▶ AIM: Every line that contains "document" counts once; give the total number of such lines, with no other words.

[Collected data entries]
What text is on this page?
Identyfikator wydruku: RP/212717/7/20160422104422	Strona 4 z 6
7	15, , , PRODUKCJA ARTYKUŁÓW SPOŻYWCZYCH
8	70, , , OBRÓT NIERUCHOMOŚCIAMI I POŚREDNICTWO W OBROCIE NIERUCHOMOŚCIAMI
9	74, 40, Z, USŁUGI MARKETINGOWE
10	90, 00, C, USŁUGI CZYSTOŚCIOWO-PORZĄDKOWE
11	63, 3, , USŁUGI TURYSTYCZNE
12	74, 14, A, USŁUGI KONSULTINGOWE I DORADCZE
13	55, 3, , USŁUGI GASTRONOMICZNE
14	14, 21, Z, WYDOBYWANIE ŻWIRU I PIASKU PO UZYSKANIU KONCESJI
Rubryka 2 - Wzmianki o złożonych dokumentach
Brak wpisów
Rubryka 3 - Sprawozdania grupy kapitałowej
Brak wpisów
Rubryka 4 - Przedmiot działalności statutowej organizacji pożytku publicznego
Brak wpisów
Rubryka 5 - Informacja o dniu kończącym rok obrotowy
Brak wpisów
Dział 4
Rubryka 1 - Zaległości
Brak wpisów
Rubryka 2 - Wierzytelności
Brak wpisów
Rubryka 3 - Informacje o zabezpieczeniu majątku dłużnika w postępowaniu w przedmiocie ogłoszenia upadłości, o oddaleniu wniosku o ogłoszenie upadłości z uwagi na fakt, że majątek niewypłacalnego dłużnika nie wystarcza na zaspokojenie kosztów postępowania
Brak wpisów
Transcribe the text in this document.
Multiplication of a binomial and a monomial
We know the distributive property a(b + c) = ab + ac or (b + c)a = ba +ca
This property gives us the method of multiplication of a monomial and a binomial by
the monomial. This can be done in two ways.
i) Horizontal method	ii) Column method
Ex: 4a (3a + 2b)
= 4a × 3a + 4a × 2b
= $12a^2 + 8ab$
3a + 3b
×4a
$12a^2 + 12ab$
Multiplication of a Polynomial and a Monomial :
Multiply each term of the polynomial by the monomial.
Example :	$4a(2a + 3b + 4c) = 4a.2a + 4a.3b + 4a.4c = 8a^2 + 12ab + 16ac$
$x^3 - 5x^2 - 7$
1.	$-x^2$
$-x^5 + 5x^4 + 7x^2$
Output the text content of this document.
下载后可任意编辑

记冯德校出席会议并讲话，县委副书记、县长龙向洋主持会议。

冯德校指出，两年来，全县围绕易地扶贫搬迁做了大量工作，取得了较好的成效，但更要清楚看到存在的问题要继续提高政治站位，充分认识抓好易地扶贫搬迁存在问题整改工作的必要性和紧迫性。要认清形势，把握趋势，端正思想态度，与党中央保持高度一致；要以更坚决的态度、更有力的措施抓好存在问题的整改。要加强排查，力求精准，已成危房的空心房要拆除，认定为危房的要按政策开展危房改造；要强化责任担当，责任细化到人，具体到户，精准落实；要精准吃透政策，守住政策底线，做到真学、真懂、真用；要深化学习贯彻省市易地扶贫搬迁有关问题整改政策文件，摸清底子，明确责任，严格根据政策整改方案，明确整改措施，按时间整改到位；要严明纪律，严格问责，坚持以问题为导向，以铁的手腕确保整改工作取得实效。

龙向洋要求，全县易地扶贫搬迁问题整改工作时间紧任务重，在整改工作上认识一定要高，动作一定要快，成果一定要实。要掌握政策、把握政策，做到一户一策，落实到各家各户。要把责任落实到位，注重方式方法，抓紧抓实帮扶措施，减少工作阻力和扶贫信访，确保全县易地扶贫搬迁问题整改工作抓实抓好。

▶ FULL SOLUTION: 2